▸ **What is needed**:
Find the word "terrestrial" in the material below and gather every line that contains it.

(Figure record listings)
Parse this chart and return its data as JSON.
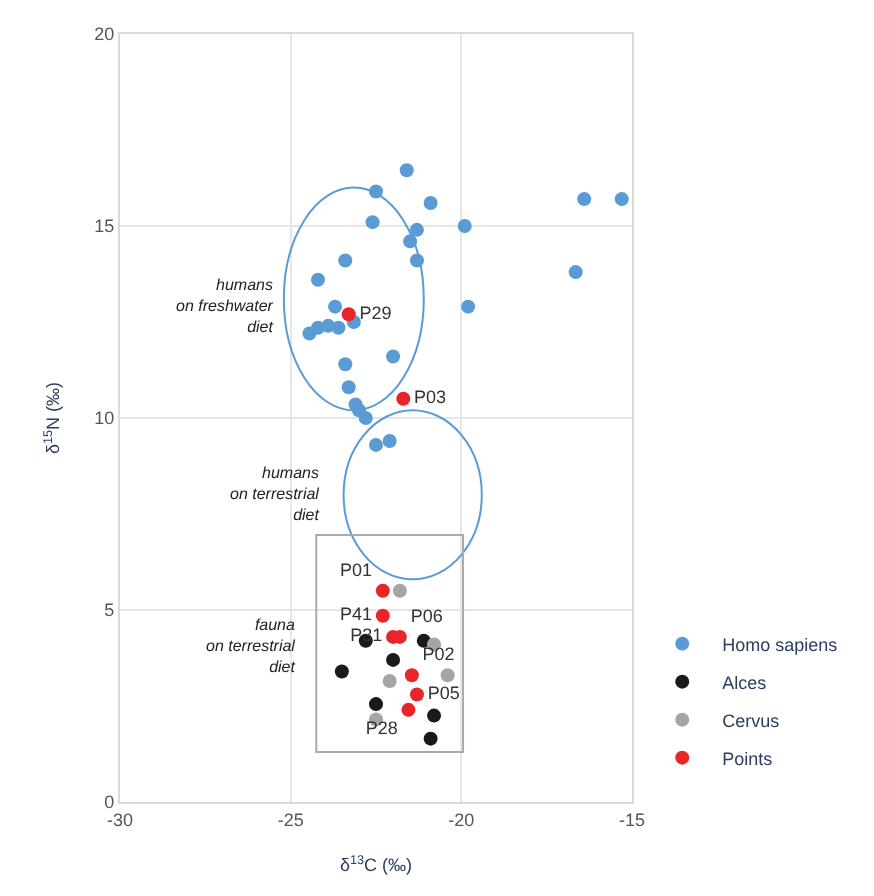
{
  "chart_data": {
    "type": "scatter",
    "xlabel": "δ$^{13}$C (‰)",
    "ylabel": "δ$^{15}$N (‰)",
    "xlim": [
      -30,
      -15
    ],
    "xticks": [
      -30,
      -25,
      -20,
      -15
    ],
    "ylim": [
      0,
      20
    ],
    "yticks": [
      0,
      5,
      10,
      15,
      20
    ],
    "grid": true,
    "legend": "bottom right",
    "marker": "circle",
    "series": [
      {
        "name": "Homo sapiens",
        "color": "#5b9bd5",
        "x": [
          -21.6,
          -22.5,
          -20.9,
          -22.6,
          -21.3,
          -19.9,
          -21.5,
          -16.4,
          -15.3,
          -23.4,
          -21.3,
          -16.65,
          -24.2,
          -19.8,
          -23.7,
          -23.15,
          -24.45,
          -24.2,
          -23.9,
          -23.6,
          -22.0,
          -23.4,
          -23.3,
          -23.1,
          -23.0,
          -22.8,
          -22.5,
          -22.1
        ],
        "values": [
          16.45,
          15.9,
          15.6,
          15.1,
          14.9,
          15.0,
          14.6,
          15.7,
          15.7,
          14.1,
          14.1,
          13.8,
          13.6,
          12.9,
          12.9,
          12.5,
          12.2,
          12.35,
          12.4,
          12.35,
          11.6,
          11.4,
          10.8,
          10.35,
          10.2,
          10.0,
          9.3,
          9.4
        ]
      },
      {
        "name": "Alces",
        "color": "#1a1a1a",
        "x": [
          -22.8,
          -23.5,
          -22.0,
          -21.1,
          -22.5,
          -20.8,
          -20.9
        ],
        "values": [
          4.2,
          3.4,
          3.7,
          4.2,
          2.55,
          2.25,
          1.65
        ]
      },
      {
        "name": "Cervus",
        "color": "#a5a5a5",
        "x": [
          -21.8,
          -22.1,
          -20.8,
          -20.4,
          -22.5
        ],
        "values": [
          5.5,
          3.15,
          4.1,
          3.3,
          2.15
        ]
      },
      {
        "name": "Points",
        "color": "#e8262a",
        "x": [
          -23.3,
          -21.7,
          -22.3,
          -22.3,
          -22.0,
          -21.8,
          -21.45,
          -21.3,
          -21.55
        ],
        "values": [
          12.7,
          10.5,
          5.5,
          4.85,
          4.3,
          4.3,
          3.3,
          2.8,
          2.4
        ],
        "value_labels": [
          "P29",
          "P03",
          "P01",
          "P41",
          "P31",
          "P06",
          "P02",
          "P05",
          "P28"
        ]
      }
    ],
    "annotations": [
      "humans\non freshwater\ndiet",
      "humans\non terrestrial\ndiet",
      "fauna\non terrestrial\ndiet"
    ]
  }
}
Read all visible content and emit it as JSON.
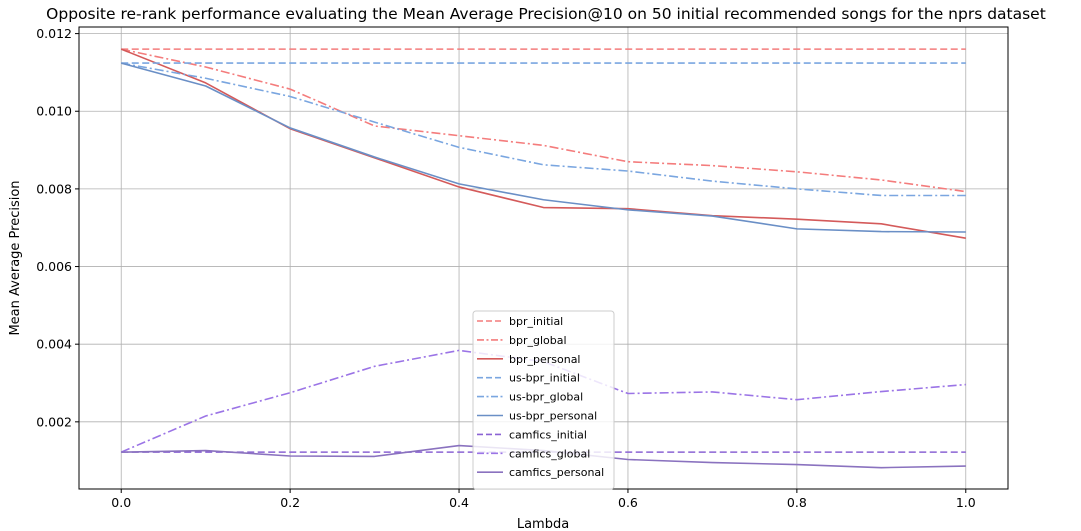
{
  "chart_data": {
    "type": "line",
    "title": "Opposite re-rank performance evaluating the Mean Average Precision@10 on 50 initial recommended songs for the nprs dataset",
    "xlabel": "Lambda",
    "ylabel": "Mean Average Precision",
    "xlim": [
      -0.05,
      1.05
    ],
    "ylim": [
      0.00027,
      0.01217
    ],
    "xticks": [
      0.0,
      0.2,
      0.4,
      0.6,
      0.8,
      1.0
    ],
    "xtick_labels": [
      "0.0",
      "0.2",
      "0.4",
      "0.6",
      "0.8",
      "1.0"
    ],
    "yticks": [
      0.002,
      0.004,
      0.006,
      0.008,
      0.01,
      0.012
    ],
    "ytick_labels": [
      "0.002",
      "0.004",
      "0.006",
      "0.008",
      "0.010",
      "0.012"
    ],
    "grid": true,
    "legend_position": "lower-center",
    "x": [
      0.0,
      0.1,
      0.2,
      0.3,
      0.4,
      0.5,
      0.6,
      0.7,
      0.8,
      0.9,
      1.0
    ],
    "series": [
      {
        "name": "bpr_initial",
        "color": "#f47c7c",
        "dash": "dashed",
        "values": [
          0.0116,
          0.0116,
          0.0116,
          0.0116,
          0.0116,
          0.0116,
          0.0116,
          0.0116,
          0.0116,
          0.0116,
          0.0116
        ]
      },
      {
        "name": "bpr_global",
        "color": "#f47c7c",
        "dash": "dashdot",
        "values": [
          0.0116,
          0.01114,
          0.01057,
          0.00962,
          0.00937,
          0.00912,
          0.0087,
          0.0086,
          0.00844,
          0.00823,
          0.00793
        ]
      },
      {
        "name": "bpr_personal",
        "color": "#d45a5a",
        "dash": "solid",
        "values": [
          0.0116,
          0.01073,
          0.00955,
          0.0088,
          0.00805,
          0.00752,
          0.00749,
          0.00731,
          0.00722,
          0.0071,
          0.00673
        ]
      },
      {
        "name": "us-bpr_initial",
        "color": "#7aa6e0",
        "dash": "dashed",
        "values": [
          0.01124,
          0.01124,
          0.01124,
          0.01124,
          0.01124,
          0.01124,
          0.01124,
          0.01124,
          0.01124,
          0.01124,
          0.01124
        ]
      },
      {
        "name": "us-bpr_global",
        "color": "#7aa6e0",
        "dash": "dashdot",
        "values": [
          0.01124,
          0.01085,
          0.01038,
          0.00972,
          0.00907,
          0.00862,
          0.00846,
          0.0082,
          0.008,
          0.00783,
          0.00783
        ]
      },
      {
        "name": "us-bpr_personal",
        "color": "#6a8fc6",
        "dash": "solid",
        "values": [
          0.01124,
          0.01065,
          0.00957,
          0.00882,
          0.00813,
          0.00772,
          0.00746,
          0.0073,
          0.00697,
          0.0069,
          0.00689
        ]
      },
      {
        "name": "camfics_initial",
        "color": "#8b63d4",
        "dash": "dashed",
        "values": [
          0.00122,
          0.00122,
          0.00122,
          0.00122,
          0.00122,
          0.00122,
          0.00122,
          0.00122,
          0.00122,
          0.00122,
          0.00122
        ]
      },
      {
        "name": "camfics_global",
        "color": "#9b74e6",
        "dash": "dashdot",
        "values": [
          0.00122,
          0.00215,
          0.00275,
          0.00343,
          0.00384,
          0.00355,
          0.00273,
          0.00277,
          0.00257,
          0.00278,
          0.00296
        ]
      },
      {
        "name": "camfics_personal",
        "color": "#8a72bf",
        "dash": "solid",
        "values": [
          0.00122,
          0.00126,
          0.00112,
          0.00111,
          0.00139,
          0.00126,
          0.00103,
          0.00095,
          0.0009,
          0.00082,
          0.00086
        ]
      }
    ]
  }
}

▸ **Task answer**:
      "humans\non terrestrial\ndiet",
      "fauna\non terrestrial\ndiet"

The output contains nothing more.